==== EXTRACTED ENTRIES
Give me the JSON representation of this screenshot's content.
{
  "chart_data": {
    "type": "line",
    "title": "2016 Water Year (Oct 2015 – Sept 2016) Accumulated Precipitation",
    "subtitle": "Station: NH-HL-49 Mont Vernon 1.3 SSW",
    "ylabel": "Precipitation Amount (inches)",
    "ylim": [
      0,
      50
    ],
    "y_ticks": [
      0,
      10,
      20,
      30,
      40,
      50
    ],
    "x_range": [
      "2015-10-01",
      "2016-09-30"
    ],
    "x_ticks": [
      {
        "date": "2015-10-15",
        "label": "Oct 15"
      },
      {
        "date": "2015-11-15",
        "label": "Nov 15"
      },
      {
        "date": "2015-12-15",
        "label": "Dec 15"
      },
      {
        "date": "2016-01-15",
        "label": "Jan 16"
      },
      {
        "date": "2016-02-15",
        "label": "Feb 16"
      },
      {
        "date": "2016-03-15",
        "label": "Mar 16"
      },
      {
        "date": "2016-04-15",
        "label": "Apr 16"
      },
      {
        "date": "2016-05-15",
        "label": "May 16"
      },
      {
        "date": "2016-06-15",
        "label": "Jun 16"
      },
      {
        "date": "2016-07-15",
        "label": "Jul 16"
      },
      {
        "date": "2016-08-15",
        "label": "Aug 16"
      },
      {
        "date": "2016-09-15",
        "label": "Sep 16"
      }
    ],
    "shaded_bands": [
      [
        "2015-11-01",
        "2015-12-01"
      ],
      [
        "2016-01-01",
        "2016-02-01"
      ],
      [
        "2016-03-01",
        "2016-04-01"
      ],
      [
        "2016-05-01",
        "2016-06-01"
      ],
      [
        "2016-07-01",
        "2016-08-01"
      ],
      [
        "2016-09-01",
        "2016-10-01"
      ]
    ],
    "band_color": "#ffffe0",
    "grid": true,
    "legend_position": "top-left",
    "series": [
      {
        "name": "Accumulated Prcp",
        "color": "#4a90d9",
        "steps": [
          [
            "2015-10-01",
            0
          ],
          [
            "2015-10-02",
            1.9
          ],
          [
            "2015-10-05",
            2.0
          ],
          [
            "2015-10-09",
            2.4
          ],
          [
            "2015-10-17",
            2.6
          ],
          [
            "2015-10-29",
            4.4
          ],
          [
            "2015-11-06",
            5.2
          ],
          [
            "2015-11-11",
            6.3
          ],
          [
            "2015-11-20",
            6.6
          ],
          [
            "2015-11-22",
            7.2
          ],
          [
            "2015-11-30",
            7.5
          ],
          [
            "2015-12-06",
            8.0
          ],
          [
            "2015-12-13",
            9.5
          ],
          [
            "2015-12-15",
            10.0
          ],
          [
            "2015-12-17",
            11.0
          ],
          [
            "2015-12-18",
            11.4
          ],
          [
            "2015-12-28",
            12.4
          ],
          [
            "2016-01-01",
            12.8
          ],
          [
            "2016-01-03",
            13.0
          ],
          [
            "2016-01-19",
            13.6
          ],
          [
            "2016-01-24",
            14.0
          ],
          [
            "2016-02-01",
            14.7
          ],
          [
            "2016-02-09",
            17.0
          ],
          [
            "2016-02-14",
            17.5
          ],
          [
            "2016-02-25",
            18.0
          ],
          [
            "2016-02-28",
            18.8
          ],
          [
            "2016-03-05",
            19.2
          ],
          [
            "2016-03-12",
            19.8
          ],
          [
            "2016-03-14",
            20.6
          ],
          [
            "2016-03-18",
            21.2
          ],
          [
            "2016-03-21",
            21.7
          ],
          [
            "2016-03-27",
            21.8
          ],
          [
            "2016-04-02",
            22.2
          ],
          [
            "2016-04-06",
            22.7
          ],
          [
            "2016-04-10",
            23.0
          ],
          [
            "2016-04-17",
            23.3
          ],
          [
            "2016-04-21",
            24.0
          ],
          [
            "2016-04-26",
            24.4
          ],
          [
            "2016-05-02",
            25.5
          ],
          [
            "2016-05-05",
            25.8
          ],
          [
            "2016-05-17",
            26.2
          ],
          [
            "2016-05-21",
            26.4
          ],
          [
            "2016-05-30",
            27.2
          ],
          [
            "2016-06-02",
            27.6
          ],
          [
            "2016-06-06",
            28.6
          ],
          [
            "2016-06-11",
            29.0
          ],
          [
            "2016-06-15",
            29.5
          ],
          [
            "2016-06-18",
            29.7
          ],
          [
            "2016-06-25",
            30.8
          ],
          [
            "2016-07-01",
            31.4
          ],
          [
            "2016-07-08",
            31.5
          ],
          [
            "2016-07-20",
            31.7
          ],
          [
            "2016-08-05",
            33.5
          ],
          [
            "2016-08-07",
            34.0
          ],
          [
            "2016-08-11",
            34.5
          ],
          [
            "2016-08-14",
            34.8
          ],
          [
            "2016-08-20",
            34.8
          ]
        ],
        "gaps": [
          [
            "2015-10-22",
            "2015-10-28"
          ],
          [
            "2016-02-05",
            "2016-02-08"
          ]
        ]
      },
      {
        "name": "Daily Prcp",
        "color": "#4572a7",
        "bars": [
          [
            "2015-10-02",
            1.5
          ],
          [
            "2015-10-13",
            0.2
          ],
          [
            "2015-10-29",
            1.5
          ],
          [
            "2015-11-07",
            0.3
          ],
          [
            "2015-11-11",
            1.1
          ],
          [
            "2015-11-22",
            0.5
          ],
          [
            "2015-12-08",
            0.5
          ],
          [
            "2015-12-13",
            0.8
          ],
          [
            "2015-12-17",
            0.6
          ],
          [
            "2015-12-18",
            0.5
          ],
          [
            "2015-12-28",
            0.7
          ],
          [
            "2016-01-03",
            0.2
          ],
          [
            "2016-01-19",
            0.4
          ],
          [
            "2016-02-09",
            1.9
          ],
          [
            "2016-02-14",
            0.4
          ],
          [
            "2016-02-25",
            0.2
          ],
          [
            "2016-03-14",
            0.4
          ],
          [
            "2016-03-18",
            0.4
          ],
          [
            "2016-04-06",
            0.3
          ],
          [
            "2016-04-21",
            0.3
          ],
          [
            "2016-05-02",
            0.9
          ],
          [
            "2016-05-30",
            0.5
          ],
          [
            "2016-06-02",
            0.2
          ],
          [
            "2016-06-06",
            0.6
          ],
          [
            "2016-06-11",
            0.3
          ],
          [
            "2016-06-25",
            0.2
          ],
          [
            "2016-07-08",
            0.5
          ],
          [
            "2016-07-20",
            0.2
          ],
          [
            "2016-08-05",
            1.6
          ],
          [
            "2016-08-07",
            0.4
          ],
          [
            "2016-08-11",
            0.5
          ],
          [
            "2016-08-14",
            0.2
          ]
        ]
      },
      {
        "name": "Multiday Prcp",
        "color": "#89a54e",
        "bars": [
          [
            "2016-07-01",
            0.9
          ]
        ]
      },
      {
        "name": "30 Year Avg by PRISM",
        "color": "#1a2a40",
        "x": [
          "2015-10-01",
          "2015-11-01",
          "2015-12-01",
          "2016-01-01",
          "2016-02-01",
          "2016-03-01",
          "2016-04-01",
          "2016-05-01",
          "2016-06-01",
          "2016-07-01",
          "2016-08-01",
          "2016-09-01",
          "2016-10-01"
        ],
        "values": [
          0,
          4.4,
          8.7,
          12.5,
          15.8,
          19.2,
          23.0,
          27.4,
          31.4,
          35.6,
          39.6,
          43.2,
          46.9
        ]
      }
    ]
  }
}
========
Print out every record again, exactly and in full.

* [EXPECTED OUTPUT]:
Give me the JSON representation of this screenshot's content.
{
  "chart_data": {
    "type": "line",
    "title": "2016 Water Year (Oct 2015 – Sept 2016) Accumulated Precipitation",
    "subtitle": "Station: NH-HL-49 Mont Vernon 1.3 SSW",
    "ylabel": "Precipitation Amount (inches)",
    "ylim": [
      0,
      50
    ],
    "y_ticks": [
      0,
      10,
      20,
      30,
      40,
      50
    ],
    "x_range": [
      "2015-10-01",
      "2016-09-30"
    ],
    "x_ticks": [
      {
        "date": "2015-10-15",
        "label": "Oct 15"
      },
      {
        "date": "2015-11-15",
        "label": "Nov 15"
      },
      {
        "date": "2015-12-15",
        "label": "Dec 15"
      },
      {
        "date": "2016-01-15",
        "label": "Jan 16"
      },
      {
        "date": "2016-02-15",
        "label": "Feb 16"
      },
      {
        "date": "2016-03-15",
        "label": "Mar 16"
      },
      {
        "date": "2016-04-15",
        "label": "Apr 16"
      },
      {
        "date": "2016-05-15",
        "label": "May 16"
      },
      {
        "date": "2016-06-15",
        "label": "Jun 16"
      },
      {
        "date": "2016-07-15",
        "label": "Jul 16"
      },
      {
        "date": "2016-08-15",
        "label": "Aug 16"
      },
      {
        "date": "2016-09-15",
        "label": "Sep 16"
      }
    ],
    "shaded_bands": [
      [
        "2015-11-01",
        "2015-12-01"
      ],
      [
        "2016-01-01",
        "2016-02-01"
      ],
      [
        "2016-03-01",
        "2016-04-01"
      ],
      [
        "2016-05-01",
        "2016-06-01"
      ],
      [
        "2016-07-01",
        "2016-08-01"
      ],
      [
        "2016-09-01",
        "2016-10-01"
      ]
    ],
    "band_color": "#ffffe0",
    "grid": true,
    "legend_position": "top-left",
    "series": [
      {
        "name": "Accumulated Prcp",
        "color": "#4a90d9",
        "steps": [
          [
            "2015-10-01",
            0
          ],
          [
            "2015-10-02",
            1.9
          ],
          [
            "2015-10-05",
            2.0
          ],
          [
            "2015-10-09",
            2.4
          ],
          [
            "2015-10-17",
            2.6
          ],
          [
            "2015-10-29",
            4.4
          ],
          [
            "2015-11-06",
            5.2
          ],
          [
            "2015-11-11",
            6.3
          ],
          [
            "2015-11-20",
            6.6
          ],
          [
            "2015-11-22",
            7.2
          ],
          [
            "2015-11-30",
            7.5
          ],
          [
            "2015-12-06",
            8.0
          ],
          [
            "2015-12-13",
            9.5
          ],
          [
            "2015-12-15",
            10.0
          ],
          [
            "2015-12-17",
            11.0
          ],
          [
            "2015-12-18",
            11.4
          ],
          [
            "2015-12-28",
            12.4
          ],
          [
            "2016-01-01",
            12.8
          ],
          [
            "2016-01-03",
            13.0
          ],
          [
            "2016-01-19",
            13.6
          ],
          [
            "2016-01-24",
            14.0
          ],
          [
            "2016-02-01",
            14.7
          ],
          [
            "2016-02-09",
            17.0
          ],
          [
            "2016-02-14",
            17.5
          ],
          [
            "2016-02-25",
            18.0
          ],
          [
            "2016-02-28",
            18.8
          ],
          [
            "2016-03-05",
            19.2
          ],
          [
            "2016-03-12",
            19.8
          ],
          [
            "2016-03-14",
            20.6
          ],
          [
            "2016-03-18",
            21.2
          ],
          [
            "2016-03-21",
            21.7
          ],
          [
            "2016-03-27",
            21.8
          ],
          [
            "2016-04-02",
            22.2
          ],
          [
            "2016-04-06",
            22.7
          ],
          [
            "2016-04-10",
            23.0
          ],
          [
            "2016-04-17",
            23.3
          ],
          [
            "2016-04-21",
            24.0
          ],
          [
            "2016-04-26",
            24.4
          ],
          [
            "2016-05-02",
            25.5
          ],
          [
            "2016-05-05",
            25.8
          ],
          [
            "2016-05-17",
            26.2
          ],
          [
            "2016-05-21",
            26.4
          ],
          [
            "2016-05-30",
            27.2
          ],
          [
            "2016-06-02",
            27.6
          ],
          [
            "2016-06-06",
            28.6
          ],
          [
            "2016-06-11",
            29.0
          ],
          [
            "2016-06-15",
            29.5
          ],
          [
            "2016-06-18",
            29.7
          ],
          [
            "2016-06-25",
            30.8
          ],
          [
            "2016-07-01",
            31.4
          ],
          [
            "2016-07-08",
            31.5
          ],
          [
            "2016-07-20",
            31.7
          ],
          [
            "2016-08-05",
            33.5
          ],
          [
            "2016-08-07",
            34.0
          ],
          [
            "2016-08-11",
            34.5
          ],
          [
            "2016-08-14",
            34.8
          ],
          [
            "2016-08-20",
            34.8
          ]
        ],
        "gaps": [
          [
            "2015-10-22",
            "2015-10-28"
          ],
          [
            "2016-02-05",
            "2016-02-08"
          ]
        ]
      },
      {
        "name": "Daily Prcp",
        "color": "#4572a7",
        "bars": [
          [
            "2015-10-02",
            1.5
          ],
          [
            "2015-10-13",
            0.2
          ],
          [
            "2015-10-29",
            1.5
          ],
          [
            "2015-11-07",
            0.3
          ],
          [
            "2015-11-11",
            1.1
          ],
          [
            "2015-11-22",
            0.5
          ],
          [
            "2015-12-08",
            0.5
          ],
          [
            "2015-12-13",
            0.8
          ],
          [
            "2015-12-17",
            0.6
          ],
          [
            "2015-12-18",
            0.5
          ],
          [
            "2015-12-28",
            0.7
          ],
          [
            "2016-01-03",
            0.2
          ],
          [
            "2016-01-19",
            0.4
          ],
          [
            "2016-02-09",
            1.9
          ],
          [
            "2016-02-14",
            0.4
          ],
          [
            "2016-02-25",
            0.2
          ],
          [
            "2016-03-14",
            0.4
          ],
          [
            "2016-03-18",
            0.4
          ],
          [
            "2016-04-06",
            0.3
          ],
          [
            "2016-04-21",
            0.3
          ],
          [
            "2016-05-02",
            0.9
          ],
          [
            "2016-05-30",
            0.5
          ],
          [
            "2016-06-02",
            0.2
          ],
          [
            "2016-06-06",
            0.6
          ],
          [
            "2016-06-11",
            0.3
          ],
          [
            "2016-06-25",
            0.2
          ],
          [
            "2016-07-08",
            0.5
          ],
          [
            "2016-07-20",
            0.2
          ],
          [
            "2016-08-05",
            1.6
          ],
          [
            "2016-08-07",
            0.4
          ],
          [
            "2016-08-11",
            0.5
          ],
          [
            "2016-08-14",
            0.2
          ]
        ]
      },
      {
        "name": "Multiday Prcp",
        "color": "#89a54e",
        "bars": [
          [
            "2016-07-01",
            0.9
          ]
        ]
      },
      {
        "name": "30 Year Avg by PRISM",
        "color": "#1a2a40",
        "x": [
          "2015-10-01",
          "2015-11-01",
          "2015-12-01",
          "2016-01-01",
          "2016-02-01",
          "2016-03-01",
          "2016-04-01",
          "2016-05-01",
          "2016-06-01",
          "2016-07-01",
          "2016-08-01",
          "2016-09-01",
          "2016-10-01"
        ],
        "values": [
          0,
          4.4,
          8.7,
          12.5,
          15.8,
          19.2,
          23.0,
          27.4,
          31.4,
          35.6,
          39.6,
          43.2,
          46.9
        ]
      }
    ]
  }
}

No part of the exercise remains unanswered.